● TASK TO COMPLETE:
Only the lines from the one containing "Give me a plain-text" to the end of the material are to be copied, exactly and in full; images stay out.

== == ==

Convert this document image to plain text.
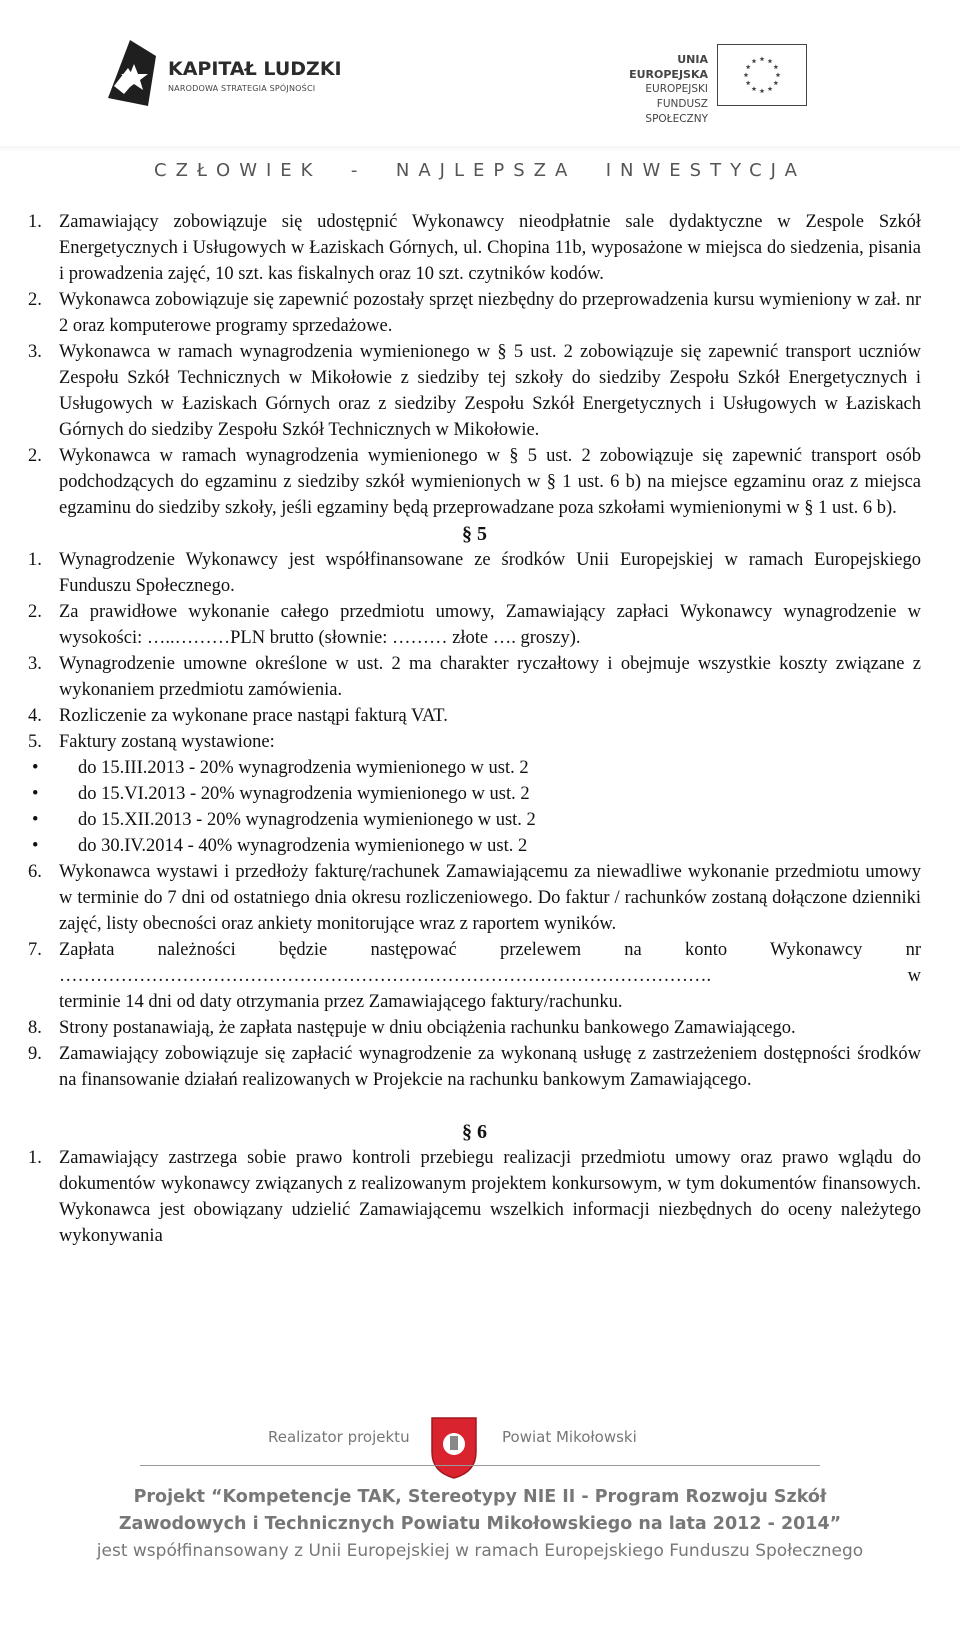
KAPITAŁ LUDZKI
NARODOWA STRATEGIA SPÓJNOŚCI
UNIA EUROPEJSKA
EUROPEJSKI
FUNDUSZ SPOŁECZNY
CZŁOWIEK  -  NAJLEPSZA  INWESTYCJA
1. Zamawiający zobowiązuje się udostępnić Wykonawcy nieodpłatnie sale dydaktyczne w Zespole Szkół Energetycznych i Usługowych w Łaziskach Górnych, ul. Chopina 11b, wyposażone w miejsca do siedzenia, pisania i prowadzenia zajęć, 10 szt. kas fiskalnych oraz 10 szt. czytników kodów.
2. Wykonawca zobowiązuje się zapewnić pozostały sprzęt niezbędny do przeprowadzenia kursu wymieniony w zał. nr 2 oraz komputerowe programy sprzedażowe.
3. Wykonawca w ramach wynagrodzenia wymienionego w § 5 ust. 2 zobowiązuje się zapewnić transport uczniów Zespołu Szkół Technicznych w Mikołowie z siedziby tej szkoły do siedziby Zespołu Szkół Energetycznych i Usługowych w Łaziskach Górnych oraz z siedziby Zespołu Szkół Energetycznych i Usługowych w Łaziskach Górnych do siedziby Zespołu Szkół Technicznych w Mikołowie.
2. Wykonawca w ramach wynagrodzenia wymienionego w § 5 ust. 2 zobowiązuje się zapewnić transport osób podchodzących do egzaminu z siedziby szkół wymienionych w § 1 ust. 6 b) na miejsce egzaminu oraz z miejsca egzaminu do siedziby szkoły, jeśli egzaminy będą przeprowadzane poza szkołami wymienionymi w § 1 ust. 6 b).
§ 5
1. Wynagrodzenie Wykonawcy jest współfinansowane ze środków Unii Europejskiej w ramach Europejskiego Funduszu Społecznego.
2. Za prawidłowe wykonanie całego przedmiotu umowy, Zamawiający zapłaci Wykonawcy wynagrodzenie w wysokości: …..………PLN brutto (słownie: ……… złote …. groszy).
3. Wynagrodzenie umowne określone w ust. 2 ma charakter ryczałtowy i obejmuje wszystkie koszty związane z wykonaniem przedmiotu zamówienia.
4. Rozliczenie za wykonane prace nastąpi fakturą VAT.
5. Faktury zostaną wystawione:
•	do 15.III.2013 - 20% wynagrodzenia wymienionego w ust. 2
•	do 15.VI.2013 - 20% wynagrodzenia wymienionego w ust. 2
•	do 15.XII.2013 - 20% wynagrodzenia wymienionego w ust. 2
•	do 30.IV.2014 - 40% wynagrodzenia wymienionego w ust. 2
6. Wykonawca wystawi i przedłoży fakturę/rachunek Zamawiającemu za niewadliwe wykonanie przedmiotu umowy w terminie do 7 dni od ostatniego dnia okresu rozliczeniowego. Do faktur / rachunków zostaną dołączone dzienniki zajęć, listy obecności oraz ankiety monitorujące wraz z raportem wyników.
7. Zapłata należności będzie następować przelewem na konto Wykonawcy nr
……………………………………………………………………………………………. w
terminie 14 dni od daty otrzymania przez Zamawiającego faktury/rachunku.
8. Strony postanawiają, że zapłata następuje w dniu obciążenia rachunku bankowego Zamawiającego.
9. Zamawiający zobowiązuje się zapłacić wynagrodzenie za wykonaną usługę z zastrzeżeniem dostępności środków na finansowanie działań realizowanych w Projekcie na rachunku bankowym Zamawiającego.
§ 6
1. Zamawiający zastrzega sobie prawo kontroli przebiegu realizacji przedmiotu umowy oraz prawo wglądu do dokumentów wykonawcy związanych z realizowanym projektem konkursowym, w tym dokumentów finansowych. Wykonawca jest obowiązany udzielić Zamawiającemu wszelkich informacji niezbędnych do oceny należytego wykonywania
Realizator projektu	Powiat Mikołowski
Projekt “Kompetencje TAK, Stereotypy NIE II - Program Rozwoju Szkół
Zawodowych i Technicznych Powiatu Mikołowskiego na lata 2012 - 2014”
jest współfinansowany z Unii Europejskiej w ramach Europejskiego Funduszu Społecznego
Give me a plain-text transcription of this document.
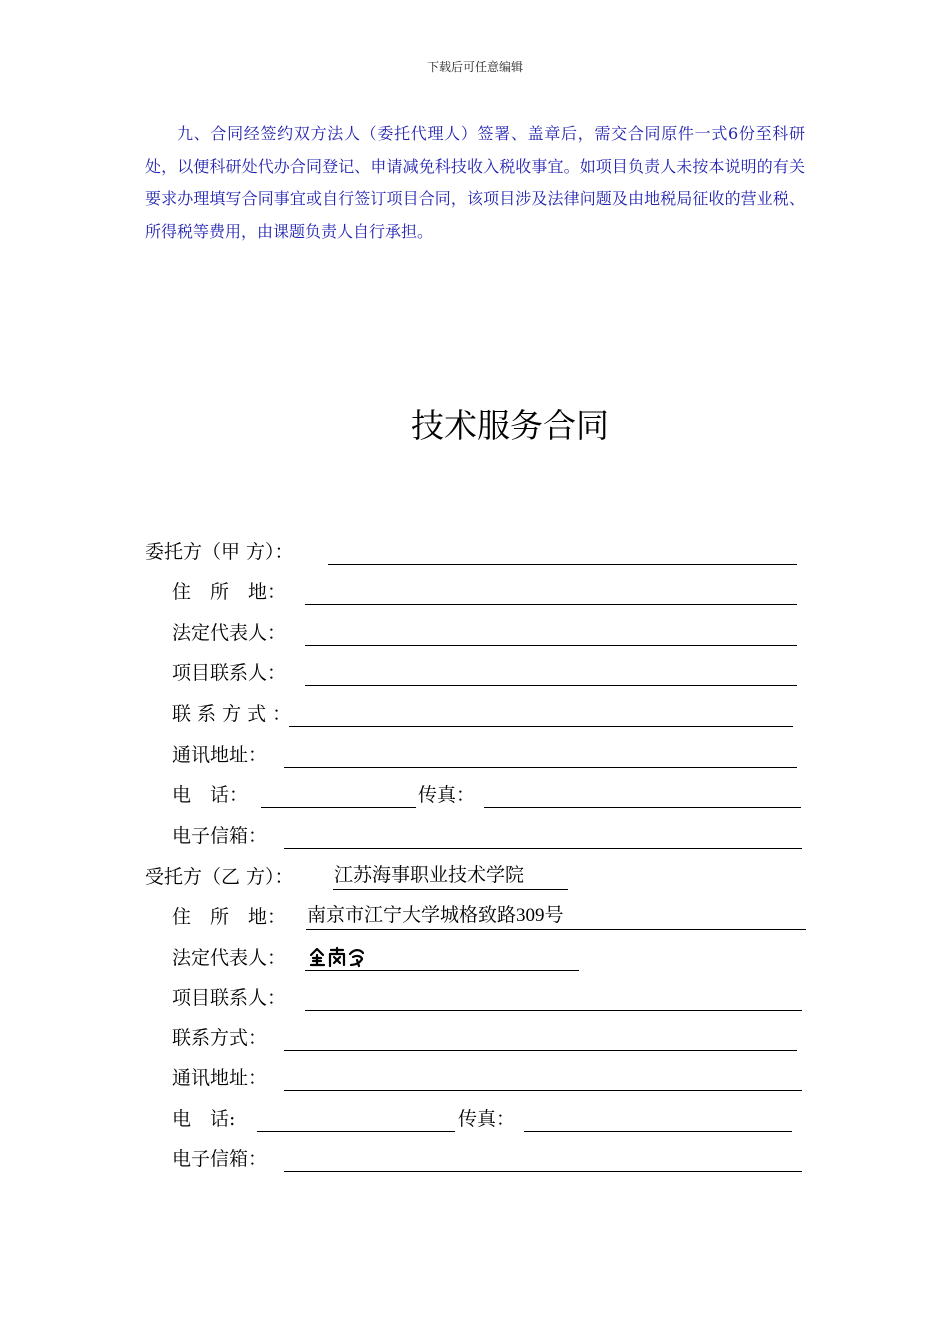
下载后可任意编辑

九、合同经签约双方法人（委托代理人）签署、盖章后，需交合同原件一式6份至科研处，以便科研处代办合同登记、申请减免科技收入税收事宜。如项目负责人未按本说明的有关要求办理填写合同事宜或自行签订项目合同，该项目涉及法律问题及由地税局征收的营业税、所得税等费用，由课题负责人自行承担。

技术服务合同
委托方（甲 方）：
住　所　地：
法定代表人：
项目联系人：
联 系 方 式 ：
通讯地址：
电　话：	传真：
电子信箱：
受托方（乙 方）： 江苏海事职业技术学院
住　所　地： 南京市江宁大学城格致路309号
法定代表人：
项目联系人：
联系方式：
通讯地址：
电　话:	传真：
电子信箱：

== == ==

● RESULT BELOW:
Give me a plain-text transcription of this document.
下载后可任意编辑

九、合同经签约双方法人（委托代理人）签署、盖章后，需交合同原件一式6份至科研处，以便科研处代办合同登记、申请减免科技收入税收事宜。如项目负责人未按本说明的有关要求办理填写合同事宜或自行签订项目合同，该项目涉及法律问题及由地税局征收的营业税、所得税等费用，由课题负责人自行承担。

技术服务合同
委托方（甲 方）：
住　所　地：
法定代表人：
项目联系人：
联 系 方 式 ：
通讯地址：
电　话：	传真：
电子信箱：
受托方（乙 方）： 江苏海事职业技术学院
住　所　地： 南京市江宁大学城格致路309号
法定代表人：
项目联系人：
联系方式：
通讯地址：
电　话:	传真：
电子信箱：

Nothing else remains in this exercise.